| TASK BRIEF |
Look through the records below and collect all lines that hold the string "link".

[Items from a data source]

================================

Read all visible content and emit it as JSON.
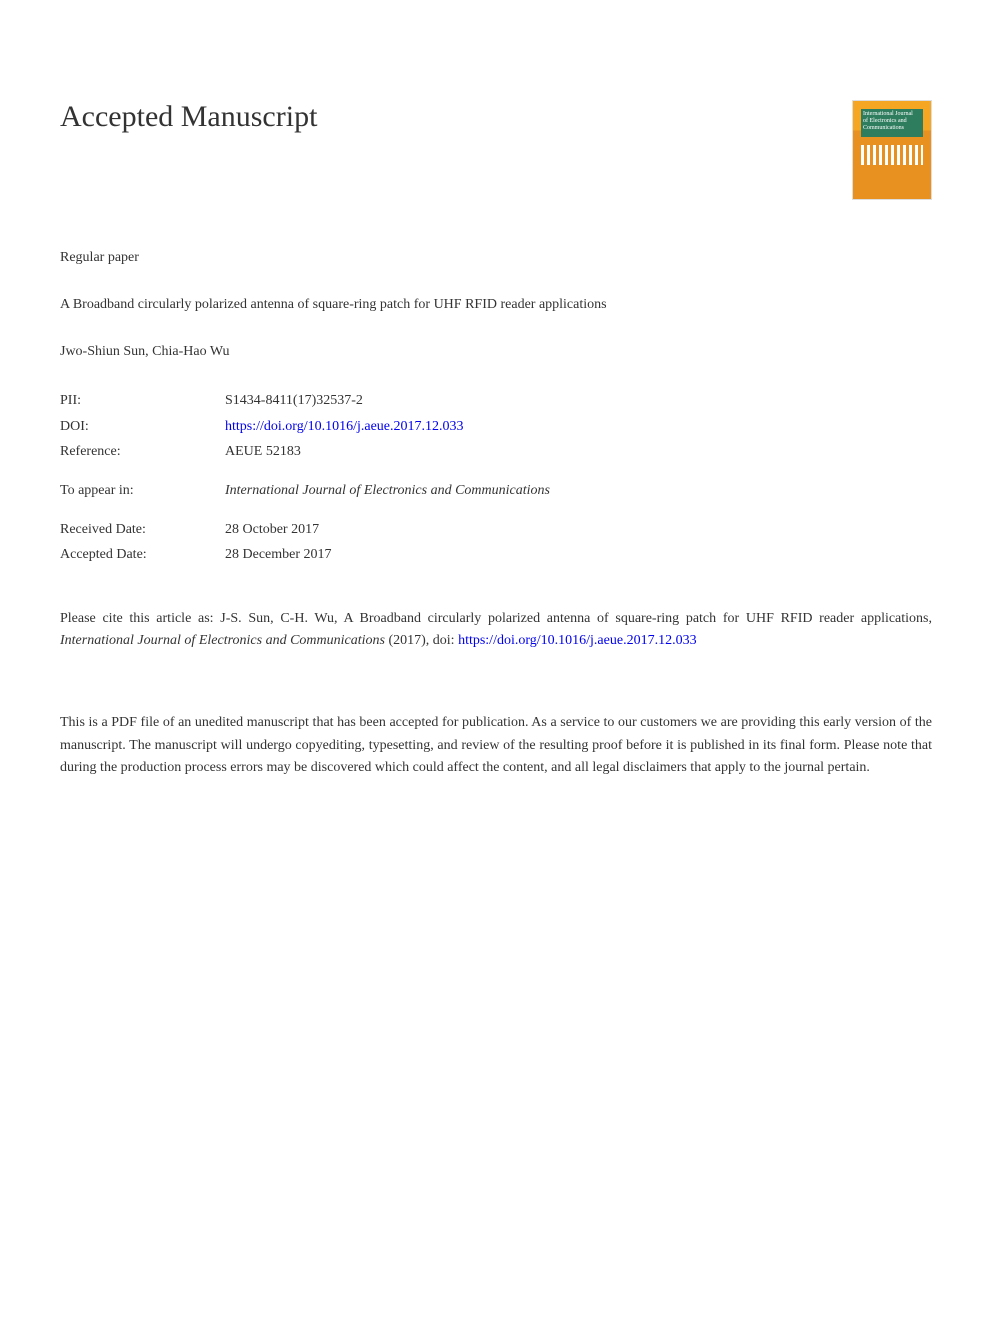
{
  "heading": "Accepted Manuscript",
  "journal_thumb": {
    "line1": "International Journal",
    "line2": "of Electronics and",
    "line3": "Communications",
    "top_color": "#2e7d5f",
    "bg_color": "#e89020"
  },
  "paper_type": "Regular paper",
  "title": "A Broadband circularly polarized antenna of square-ring patch for UHF RFID reader applications",
  "authors": "Jwo-Shiun Sun, Chia-Hao Wu",
  "metadata": {
    "pii": {
      "label": "PII:",
      "value": "S1434-8411(17)32537-2"
    },
    "doi": {
      "label": "DOI:",
      "value": "https://doi.org/10.1016/j.aeue.2017.12.033"
    },
    "reference": {
      "label": "Reference:",
      "value": "AEUE 52183"
    },
    "appear_in": {
      "label": "To appear in:",
      "value": "International Journal of Electronics and Communications"
    },
    "received": {
      "label": "Received Date:",
      "value": "28 October 2017"
    },
    "accepted": {
      "label": "Accepted Date:",
      "value": "28 December 2017"
    }
  },
  "citation": {
    "prefix": "Please cite this article as: J-S. Sun, C-H. Wu, A Broadband circularly polarized antenna of square-ring patch for UHF RFID reader applications, ",
    "journal": "International Journal of Electronics and Communications",
    "year": " (2017), doi: ",
    "link": "https://doi.org/10.1016/j.aeue.2017.12.033"
  },
  "disclaimer": "This is a PDF file of an unedited manuscript that has been accepted for publication. As a service to our customers we are providing this early version of the manuscript. The manuscript will undergo copyediting, typesetting, and review of the resulting proof before it is published in its final form. Please note that during the production process errors may be discovered which could affect the content, and all legal disclaimers that apply to the journal pertain.",
  "colors": {
    "text": "#333333",
    "link": "#0000ee",
    "background": "#ffffff"
  },
  "typography": {
    "body_font": "Georgia, Times New Roman, serif",
    "heading_size": 30,
    "body_size": 14
  }
}
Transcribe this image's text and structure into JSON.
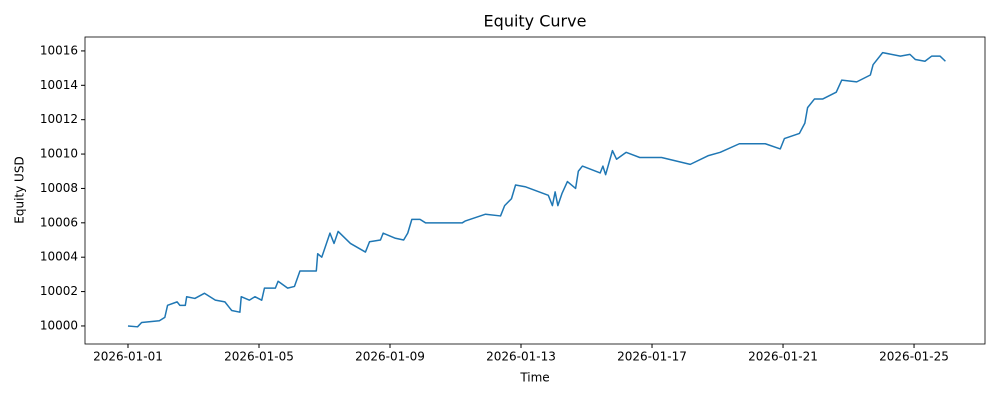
{
  "chart_data": {
    "type": "line",
    "title": "Equity Curve",
    "x_label": "Time",
    "y_label": "Equity USD",
    "xlim": [
      "2025-12-30T16:30",
      "2026-01-27T04:00"
    ],
    "xticks": [
      "2026-01-01",
      "2026-01-05",
      "2026-01-09",
      "2026-01-13",
      "2026-01-17",
      "2026-01-21",
      "2026-01-25"
    ],
    "ylim": [
      9998.95,
      10016.81
    ],
    "yticks": [
      10000,
      10002,
      10004,
      10006,
      10008,
      10010,
      10012,
      10014,
      10016
    ],
    "grid": false,
    "x": [
      "2026-01-01T00:00",
      "2026-01-01T07:00",
      "2026-01-01T10:00",
      "2026-01-01T23:00",
      "2026-01-02T03:00",
      "2026-01-02T05:00",
      "2026-01-02T12:00",
      "2026-01-02T14:00",
      "2026-01-02T18:00",
      "2026-01-02T19:00",
      "2026-01-03T01:00",
      "2026-01-03T08:00",
      "2026-01-03T16:00",
      "2026-01-03T23:00",
      "2026-01-04T02:00",
      "2026-01-04T04:00",
      "2026-01-04T10:00",
      "2026-01-04T11:00",
      "2026-01-04T17:00",
      "2026-01-04T21:00",
      "2026-01-05T02:00",
      "2026-01-05T04:00",
      "2026-01-05T12:00",
      "2026-01-05T14:00",
      "2026-01-05T21:00",
      "2026-01-06T02:00",
      "2026-01-06T06:00",
      "2026-01-06T18:00",
      "2026-01-06T19:00",
      "2026-01-06T22:00",
      "2026-01-07T04:00",
      "2026-01-07T07:00",
      "2026-01-07T10:00",
      "2026-01-07T19:00",
      "2026-01-08T06:00",
      "2026-01-08T09:00",
      "2026-01-08T17:00",
      "2026-01-08T19:00",
      "2026-01-09T04:00",
      "2026-01-09T10:00",
      "2026-01-09T13:00",
      "2026-01-09T16:00",
      "2026-01-09T22:00",
      "2026-01-10T02:00",
      "2026-01-11T05:00",
      "2026-01-11T07:00",
      "2026-01-11T22:00",
      "2026-01-12T09:00",
      "2026-01-12T12:00",
      "2026-01-12T17:00",
      "2026-01-12T20:00",
      "2026-01-13T03:00",
      "2026-01-13T20:00",
      "2026-01-13T23:00",
      "2026-01-14T01:00",
      "2026-01-14T03:00",
      "2026-01-14T06:00",
      "2026-01-14T10:00",
      "2026-01-14T16:00",
      "2026-01-14T18:00",
      "2026-01-14T21:00",
      "2026-01-15T10:00",
      "2026-01-15T12:00",
      "2026-01-15T14:00",
      "2026-01-15T19:00",
      "2026-01-15T22:00",
      "2026-01-16T05:00",
      "2026-01-16T15:00",
      "2026-01-17T07:00",
      "2026-01-18T04:00",
      "2026-01-18T17:00",
      "2026-01-19T02:00",
      "2026-01-19T16:00",
      "2026-01-20T11:00",
      "2026-01-20T22:00",
      "2026-01-21T01:00",
      "2026-01-21T12:00",
      "2026-01-21T16:00",
      "2026-01-21T18:00",
      "2026-01-21T23:00",
      "2026-01-22T05:00",
      "2026-01-22T15:00",
      "2026-01-22T19:00",
      "2026-01-23T06:00",
      "2026-01-23T16:00",
      "2026-01-23T18:00",
      "2026-01-24T01:00",
      "2026-01-24T14:00",
      "2026-01-24T21:00",
      "2026-01-25T01:00",
      "2026-01-25T08:00",
      "2026-01-25T13:00",
      "2026-01-25T19:00",
      "2026-01-25T23:00"
    ],
    "series": [
      {
        "name": "Equity",
        "color": "#1f77b4",
        "values": [
          10000,
          9999.95,
          10000.2,
          10000.3,
          10000.5,
          10001.2,
          10001.4,
          10001.2,
          10001.2,
          10001.7,
          10001.6,
          10001.9,
          10001.5,
          10001.4,
          10001.1,
          10000.9,
          10000.8,
          10001.7,
          10001.5,
          10001.7,
          10001.5,
          10002.2,
          10002.2,
          10002.6,
          10002.2,
          10002.3,
          10003.2,
          10003.2,
          10004.2,
          10004.0,
          10005.4,
          10004.8,
          10005.5,
          10004.8,
          10004.3,
          10004.9,
          10005.0,
          10005.4,
          10005.1,
          10005.0,
          10005.4,
          10006.2,
          10006.2,
          10006.0,
          10006.0,
          10006.1,
          10006.5,
          10006.4,
          10007.0,
          10007.4,
          10008.2,
          10008.1,
          10007.6,
          10007.0,
          10007.8,
          10007.0,
          10007.7,
          10008.4,
          10008.0,
          10009.0,
          10009.3,
          10008.9,
          10009.3,
          10008.8,
          10010.2,
          10009.7,
          10010.1,
          10009.8,
          10009.8,
          10009.4,
          10009.9,
          10010.1,
          10010.6,
          10010.6,
          10010.3,
          10010.9,
          10011.2,
          10011.8,
          10012.7,
          10013.2,
          10013.2,
          10013.6,
          10014.3,
          10014.2,
          10014.6,
          10015.2,
          10015.9,
          10015.7,
          10015.8,
          10015.5,
          10015.4,
          10015.7,
          10015.7,
          10015.4
        ]
      }
    ]
  }
}
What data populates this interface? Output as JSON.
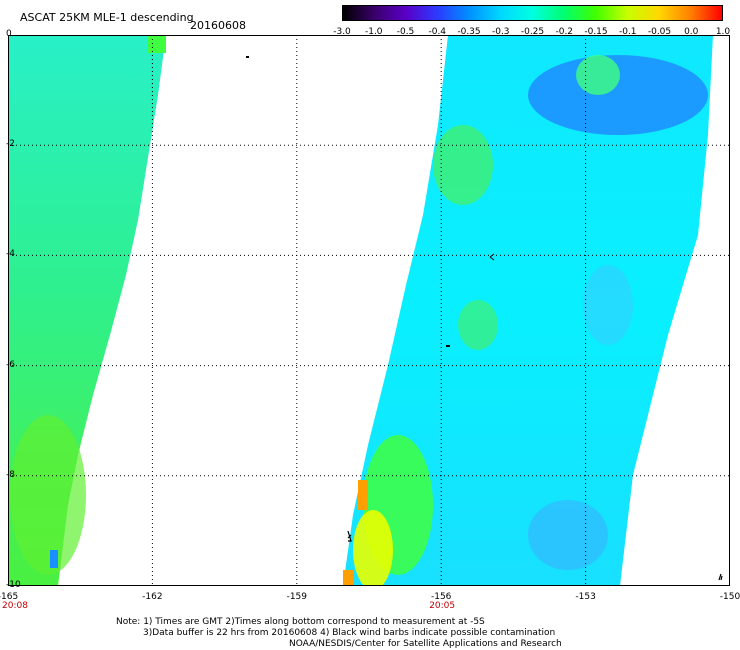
{
  "header": {
    "title": "ASCAT 25KM MLE-1 descending",
    "date": "20160608"
  },
  "colorbar": {
    "labels": [
      "-3.0",
      "-1.0",
      "-0.5",
      "-0.4",
      "-0.35",
      "-0.3",
      "-0.25",
      "-0.2",
      "-0.15",
      "-0.1",
      "-0.05",
      "0.0",
      "1.0"
    ],
    "colors": [
      "#000000",
      "#3a006a",
      "#5a00c8",
      "#2b3bff",
      "#0090ff",
      "#00d8ff",
      "#00ffe0",
      "#00ff70",
      "#40ff00",
      "#c8ff00",
      "#ffd800",
      "#ff8000",
      "#ff0000"
    ]
  },
  "map": {
    "x_ticks": [
      "-165",
      "-162",
      "-159",
      "-156",
      "-153",
      "-150"
    ],
    "y_ticks": [
      "0",
      "-2",
      "-4",
      "-6",
      "-8",
      "-10"
    ],
    "lon_range": [
      -165,
      -150
    ],
    "lat_range": [
      0,
      -10
    ],
    "times": [
      {
        "label": "20:08",
        "lon": -165
      },
      {
        "label": "20:05",
        "lon": -156
      }
    ]
  },
  "notes": [
    "Note: 1) Times are GMT 2)Times along bottom correspond to measurement at -5S",
    "3)Data buffer is 22 hrs from 20160608 4) Black wind barbs indicate possible contamination",
    "NOAA/NESDIS/Center for Satellite Applications and Research"
  ]
}
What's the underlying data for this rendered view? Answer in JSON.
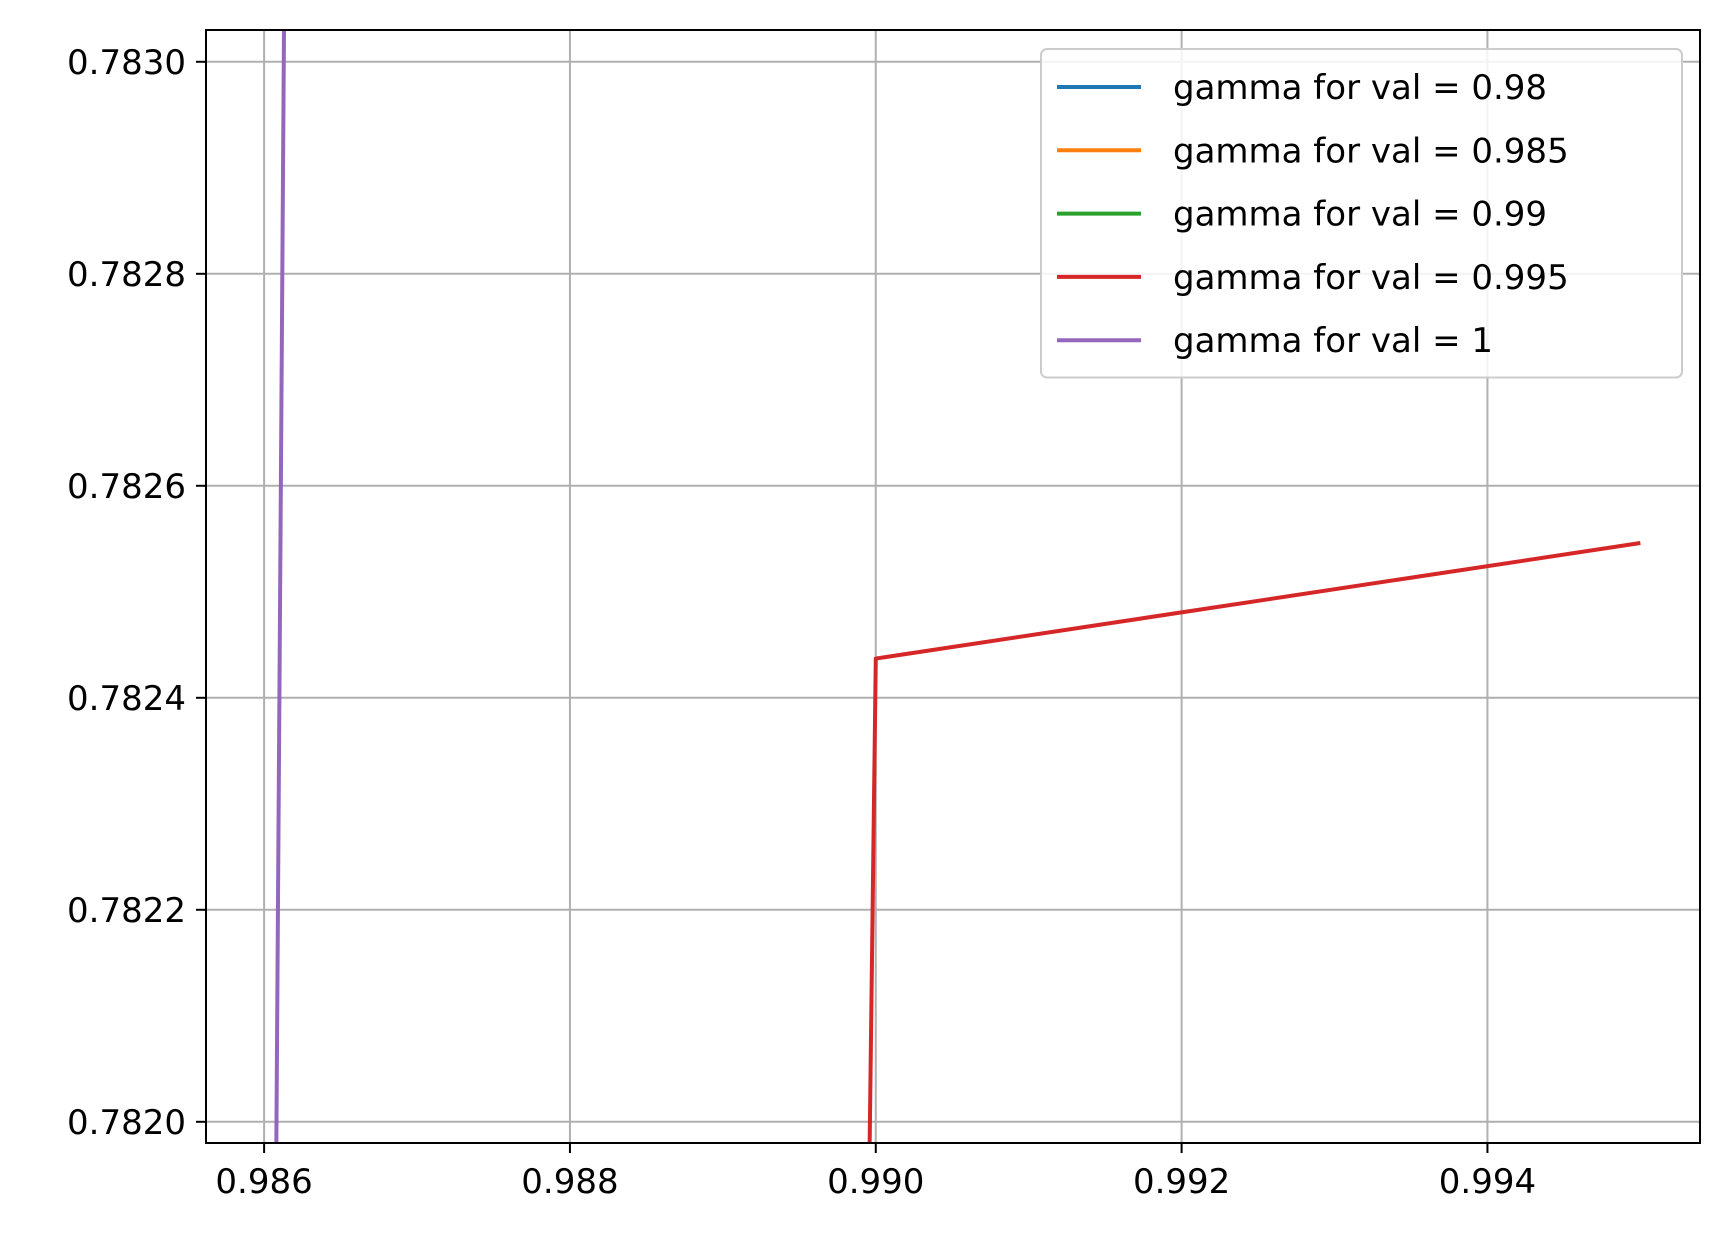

================================

| ANSWER FOR THIS EXERCISE |
    "link": "https://doi.org/10.1016/j.aeue.2017.12.033"
    "link": "#0000ee",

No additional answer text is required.